■ **WHAT IS BEING ASKED**
Give back the data from the line containing "y-tick-label: 70 (36, 88, 52, 102)" through the line containing "legend-label: Less in common (770, 530, 868, 545)", switching "Less in common" to "Fewer shared" and leaving everything else as it stands.

----- SUPPLIED RECORDS

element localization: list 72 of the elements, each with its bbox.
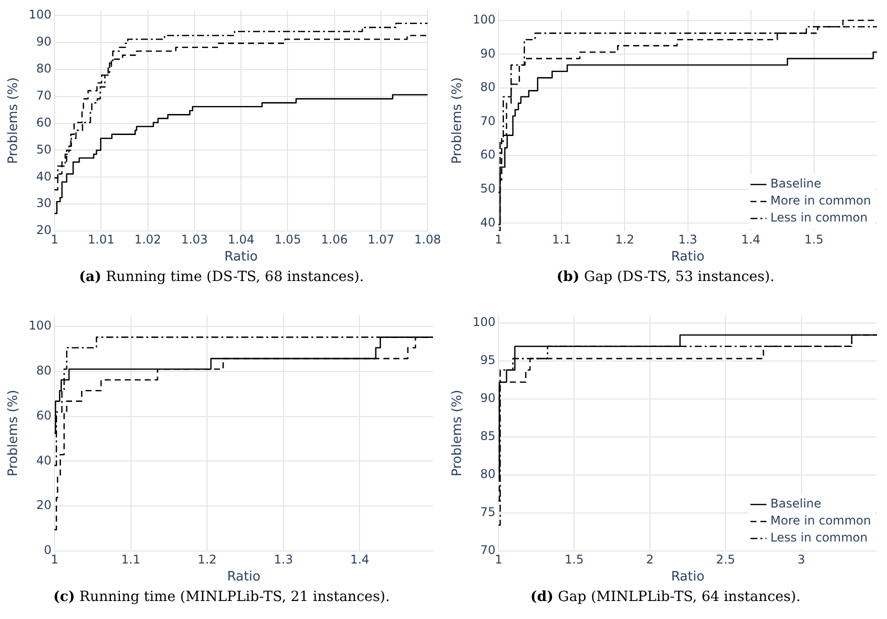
y-tick-label: 70 (36, 88, 52, 102)
x-tick-label: 1.5 (804, 232, 824, 246)
x-tick-label: 2.5 (716, 552, 736, 566)
x-tick-label: 1 (50, 232, 58, 246)
x-tick-label: 2 (646, 552, 654, 566)
y-tick-label: 70 (480, 543, 496, 558)
text: (b) Gap (DS-TS, 53 instances). (556, 269, 776, 285)
x-tick-label: 1.5 (564, 552, 584, 566)
x-tick-label: 1.04 (228, 232, 254, 246)
x-tick-label: 1.2 (615, 232, 634, 246)
legend-label: Less in common (770, 210, 868, 225)
x-tick-label: 1.1 (552, 232, 572, 246)
x-tick-label: 1.4 (350, 552, 370, 566)
y-tick-label: 0 (44, 543, 52, 558)
y-tick-label: 90 (480, 390, 496, 405)
x-axis-title: Ratio (671, 570, 704, 585)
x-tick-label: 1.08 (414, 232, 441, 246)
x-tick-label: 1.05 (274, 232, 302, 246)
y-tick-label: 90 (480, 46, 496, 60)
y-axis-title: Problems (%) (450, 390, 466, 476)
y-tick-label: 85 (480, 429, 496, 444)
legend-label: Less in common (770, 530, 868, 545)
x-tick-label: 1.3 (678, 232, 698, 246)
y-tick-label: 20 (36, 223, 52, 238)
y-tick-label: 95 (480, 352, 496, 367)
y-axis-title: Problems (%) (6, 77, 22, 164)
x-tick-label: 1.4 (741, 232, 760, 246)
y-tick-label: 100 (472, 314, 496, 329)
x-tick-label: 1 (494, 232, 502, 246)
y-tick-label: 80 (480, 467, 496, 482)
x-tick-label: 1.2 (198, 552, 217, 566)
text: (c) Running time (MINLPLib-TS, 21 instances). (52, 589, 391, 605)
y-tick-label: 70 (480, 114, 496, 128)
x-axis-title: Ratio (227, 570, 260, 585)
x-tick-label: 1 (494, 552, 502, 566)
y-tick-label: 60 (36, 115, 52, 130)
y-tick-label: 60 (36, 408, 52, 422)
x-tick-label: 1.07 (368, 232, 394, 246)
x-axis-title: Ratio (224, 250, 258, 265)
y-tick-label: 40 (480, 215, 496, 230)
x-tick-label: 1.02 (134, 232, 162, 246)
y-tick-label: 30 (36, 196, 52, 210)
y-tick-label: 80 (480, 80, 496, 94)
y-tick-label: 20 (36, 498, 52, 512)
y-axis-title: Problems (%) (450, 77, 466, 164)
y-axis-title: Problems (%) (6, 390, 22, 476)
y-tick-label: 80 (36, 62, 52, 76)
legend-label: Baseline (770, 496, 822, 511)
y-tick-label: 100 (28, 8, 52, 22)
x-tick-label: 1.1 (121, 552, 140, 566)
y-tick-label: 60 (480, 148, 496, 162)
legend-label: More in common (770, 514, 872, 528)
y-tick-label: 75 (480, 505, 496, 520)
text: (d) Gap (MINLPLib-TS, 64 instances). (529, 589, 802, 605)
text: (a) Running time (DS-TS, 68 instances). (78, 269, 365, 285)
y-tick-label: 80 (36, 363, 52, 378)
x-tick-label: 1.01 (88, 232, 115, 246)
x-tick-label: 3 (797, 552, 806, 566)
y-tick-label: 50 (480, 182, 496, 196)
x-axis-title: Ratio (671, 250, 704, 265)
y-tick-label: 100 (472, 12, 496, 26)
y-tick-label: 40 (36, 453, 52, 468)
x-tick-label: 1.3 (274, 552, 293, 566)
x-tick-label: 1 (50, 552, 58, 566)
x-tick-label: 1.06 (320, 232, 348, 246)
legend-label: More in common (770, 194, 872, 208)
x-tick-label: 1.03 (181, 232, 208, 246)
y-tick-label: 90 (36, 34, 52, 49)
legend-label: Baseline (770, 176, 822, 191)
y-tick-label: 40 (36, 169, 52, 184)
y-tick-label: 100 (28, 318, 52, 333)
y-tick-label: 50 (36, 142, 52, 156)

----------

■ **EXERCISE SOLUTION**
y-tick-label: 70 (36, 88, 52, 102)
x-tick-label: 1.5 (804, 232, 824, 246)
x-tick-label: 2.5 (716, 552, 736, 566)
x-tick-label: 1 (50, 232, 58, 246)
x-tick-label: 2 (646, 552, 654, 566)
y-tick-label: 70 (480, 543, 496, 558)
text: (b) Gap (DS-TS, 53 instances). (556, 269, 776, 285)
x-tick-label: 1.5 (564, 552, 584, 566)
x-tick-label: 1.04 (228, 232, 254, 246)
x-tick-label: 1.2 (615, 232, 634, 246)
legend-label: Fewer shared (770, 210, 868, 225)
x-tick-label: 1.1 (552, 232, 572, 246)
x-tick-label: 1.4 (350, 552, 370, 566)
y-tick-label: 0 (44, 543, 52, 558)
y-tick-label: 90 (480, 390, 496, 405)
x-axis-title: Ratio (671, 570, 704, 585)
x-tick-label: 1.08 (414, 232, 441, 246)
x-tick-label: 1.05 (274, 232, 302, 246)
y-tick-label: 90 (480, 46, 496, 60)
y-axis-title: Problems (%) (450, 390, 466, 476)
y-tick-label: 85 (480, 429, 496, 444)
legend-label: Fewer shared (770, 530, 868, 545)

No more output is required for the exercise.